══ RECORDS SUPPLIED

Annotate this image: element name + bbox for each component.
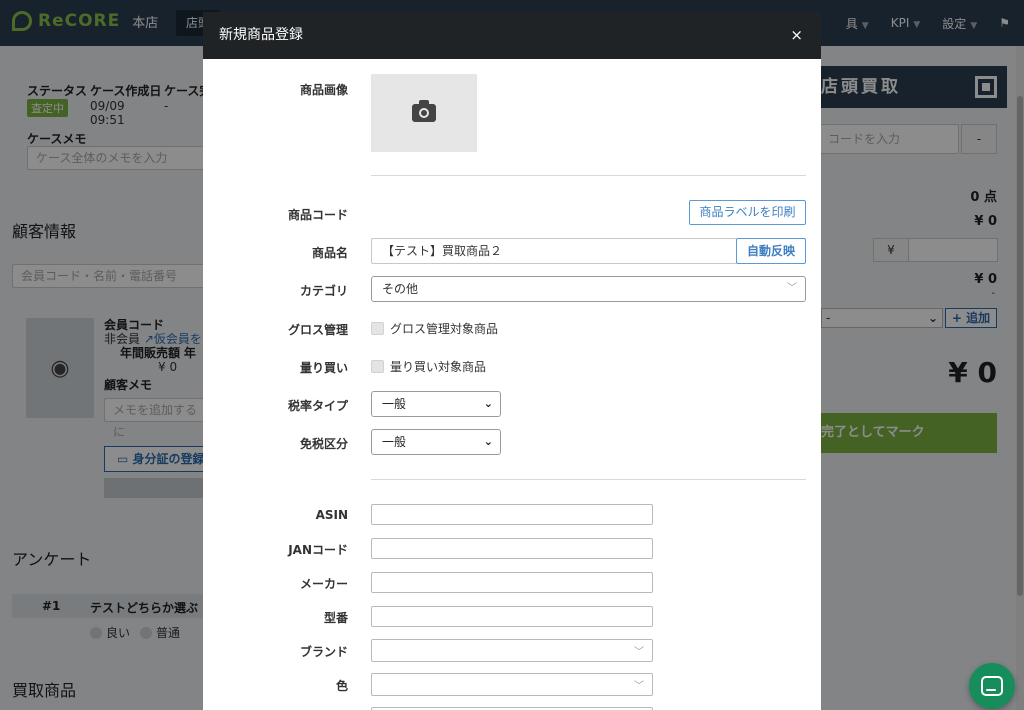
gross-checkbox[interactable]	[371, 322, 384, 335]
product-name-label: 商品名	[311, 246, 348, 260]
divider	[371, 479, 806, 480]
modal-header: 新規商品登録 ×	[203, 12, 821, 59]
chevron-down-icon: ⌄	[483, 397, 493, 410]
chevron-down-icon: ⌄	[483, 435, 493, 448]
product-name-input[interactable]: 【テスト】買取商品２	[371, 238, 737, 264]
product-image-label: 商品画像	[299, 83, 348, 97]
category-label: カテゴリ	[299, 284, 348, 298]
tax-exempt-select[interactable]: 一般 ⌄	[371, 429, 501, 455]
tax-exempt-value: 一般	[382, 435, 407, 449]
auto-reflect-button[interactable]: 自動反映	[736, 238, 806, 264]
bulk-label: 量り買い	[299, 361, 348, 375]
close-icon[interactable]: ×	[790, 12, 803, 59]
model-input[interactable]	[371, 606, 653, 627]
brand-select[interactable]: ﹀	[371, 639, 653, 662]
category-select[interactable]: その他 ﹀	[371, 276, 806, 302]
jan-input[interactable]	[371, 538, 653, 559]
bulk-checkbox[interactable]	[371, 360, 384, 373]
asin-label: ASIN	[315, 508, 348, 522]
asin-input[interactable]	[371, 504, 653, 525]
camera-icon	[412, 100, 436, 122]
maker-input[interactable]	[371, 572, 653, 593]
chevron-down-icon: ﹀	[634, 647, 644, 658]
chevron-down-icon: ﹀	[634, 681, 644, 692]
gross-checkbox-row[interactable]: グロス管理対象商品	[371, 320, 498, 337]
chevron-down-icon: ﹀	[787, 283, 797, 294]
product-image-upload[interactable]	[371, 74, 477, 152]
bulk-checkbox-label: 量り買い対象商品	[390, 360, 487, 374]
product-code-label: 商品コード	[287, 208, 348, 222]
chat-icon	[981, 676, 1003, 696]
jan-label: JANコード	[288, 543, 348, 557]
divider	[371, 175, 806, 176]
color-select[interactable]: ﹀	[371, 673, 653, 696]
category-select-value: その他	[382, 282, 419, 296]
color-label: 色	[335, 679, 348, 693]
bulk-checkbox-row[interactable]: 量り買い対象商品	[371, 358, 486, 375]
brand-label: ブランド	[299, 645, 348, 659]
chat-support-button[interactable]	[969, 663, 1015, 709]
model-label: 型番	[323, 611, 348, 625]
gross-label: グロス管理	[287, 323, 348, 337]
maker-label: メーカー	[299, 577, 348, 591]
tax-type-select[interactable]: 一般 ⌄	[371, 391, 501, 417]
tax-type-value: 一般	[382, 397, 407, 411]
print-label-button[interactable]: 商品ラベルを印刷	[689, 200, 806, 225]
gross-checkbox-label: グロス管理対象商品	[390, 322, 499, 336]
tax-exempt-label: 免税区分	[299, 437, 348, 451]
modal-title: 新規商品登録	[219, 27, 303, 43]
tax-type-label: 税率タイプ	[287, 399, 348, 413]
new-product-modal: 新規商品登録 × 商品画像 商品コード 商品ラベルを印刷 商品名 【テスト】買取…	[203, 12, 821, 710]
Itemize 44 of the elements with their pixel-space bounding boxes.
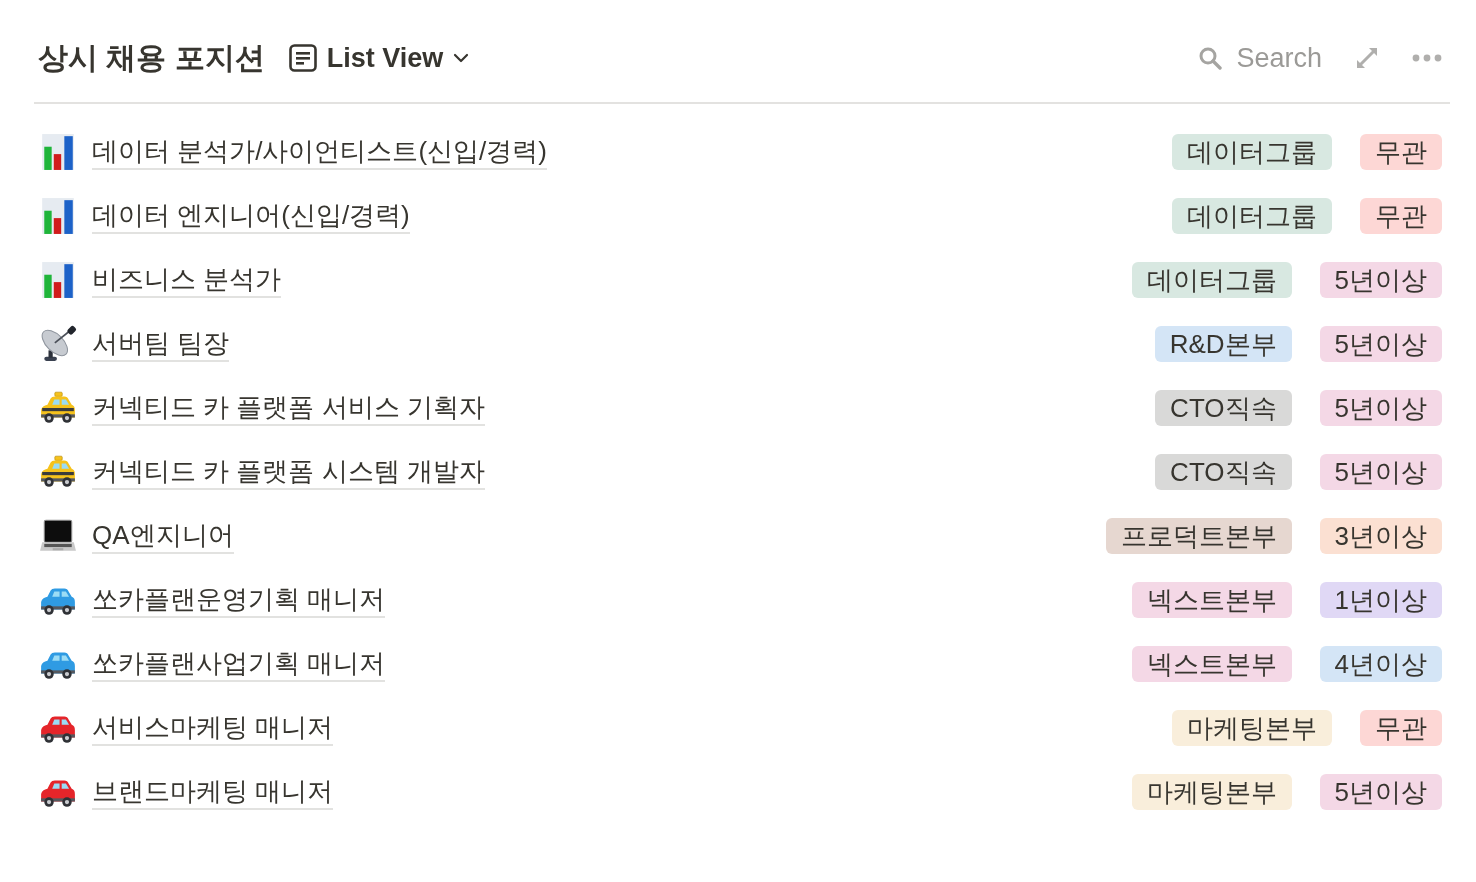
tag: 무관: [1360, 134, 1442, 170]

════

### REQUIRED WORK
Arrange every line of the items above as a Markdown table with two columns, "Row" for a running number and "Line" for the line itself, leaving out blank lines and the pictures.

### TASK RESPONSE
| Row | Line |
|---|---|
| 1 | Annotate this image: element name + bbox for each component. |
| 2 | gross-checkbox[interactable]	[371, 322, 384, 335] |
| 3 | product-name-label: 商品名	[311, 246, 348, 260] |
| 4 | divider	[371, 479, 806, 480] |
| 5 | modal-header: 新規商品登録 ×	[203, 12, 821, 59] |
| 6 | chevron-down-icon: ⌄	[483, 397, 493, 410] |
| 7 | chevron-down-icon: ⌄	[483, 435, 493, 448] |
| 8 | product-name-input[interactable]: 【テスト】買取商品２	[371, 238, 737, 264] |
| 9 | product-image-label: 商品画像	[299, 83, 348, 97] |
| 10 | category-label: カテゴリ	[299, 284, 348, 298] |
| 11 | tax-exempt-select[interactable]: 一般 ⌄	[371, 429, 501, 455] |
| 12 | tax-exempt-value: 一般	[382, 435, 407, 449] |
| 13 | auto-reflect-button[interactable]: 自動反映	[736, 238, 806, 264] |
| 14 | bulk-label: 量り買い	[299, 361, 348, 375] |
| 15 | close-icon[interactable]: ×	[790, 12, 803, 59] |
| 16 | model-input[interactable]	[371, 606, 653, 627] |
| 17 | brand-select[interactable]: ﹀	[371, 639, 653, 662] |
| 18 | category-select[interactable]: その他 ﹀	[371, 276, 806, 302] |
| 19 | jan-input[interactable]	[371, 538, 653, 559] |
| 20 | bulk-checkbox[interactable]	[371, 360, 384, 373] |
| 21 | asin-label: ASIN	[315, 508, 348, 522] |
| 22 | asin-input[interactable]	[371, 504, 653, 525] |
| 23 | camera-icon	[412, 100, 436, 122] |
| 24 | maker-input[interactable]	[371, 572, 653, 593] |
| 25 | chevron-down-icon: ﹀	[634, 647, 644, 658] |
| 26 | chevron-down-icon: ﹀	[634, 681, 644, 692] |
| 27 | gross-checkbox-row[interactable]: グロス管理対象商品	[371, 320, 498, 337] |
| 28 | chevron-down-icon: ﹀	[787, 283, 797, 294] |
| 29 | product-image-upload[interactable]	[371, 74, 477, 152] |
| 30 | bulk-checkbox-label: 量り買い対象商品	[390, 360, 487, 374] |
| 31 | product-code-label: 商品コード	[287, 208, 348, 222] |
| 32 | chat-icon	[981, 676, 1003, 696] |
| 33 | jan-label: JANコード	[288, 543, 348, 557] |
| 34 | divider	[371, 175, 806, 176] |
| 35 | color-select[interactable]: ﹀	[371, 673, 653, 696] |
| 36 | category-select-value: その他	[382, 282, 419, 296] |
| 37 | color-label: 色	[335, 679, 348, 693] |
| 38 | bulk-checkbox-row[interactable]: 量り買い対象商品	[371, 358, 486, 375] |
| 39 | brand-label: ブランド	[299, 645, 348, 659] |
| 40 | chat-support-button[interactable]	[969, 663, 1015, 709] |
| 41 | model-label: 型番	[323, 611, 348, 625] |
| 42 | gross-label: グロス管理	[287, 323, 348, 337] |
| 43 | maker-label: メーカー	[299, 577, 348, 591] |
| 44 | tax-type-select[interactable]: 一般 ⌄	[371, 391, 501, 417] |
| 45 | tax-type-value: 一般	[382, 397, 407, 411] |
| 46 | print-label-button[interactable]: 商品ラベルを印刷	[689, 200, 806, 225] |
| 47 | gross-checkbox-label: グロス管理対象商品	[390, 322, 499, 336] |
| 48 | tax-exempt-label: 免税区分	[299, 437, 348, 451] |
| 49 | modal-title: 新規商品登録	[219, 27, 303, 43] |
| 50 | tax-type-label: 税率タイプ	[287, 399, 348, 413] |
| 51 | new-product-modal: 新規商品登録 × 商品画像 商品コード 商品ラベルを印刷 商品名 【テスト】買取…	[203, 12, 821, 710] |
| 52 | Itemize 44 of the elements with their pixel-space bounding boxes. |
| 53 | tag: 무관: [1360, 134, 1442, 170] |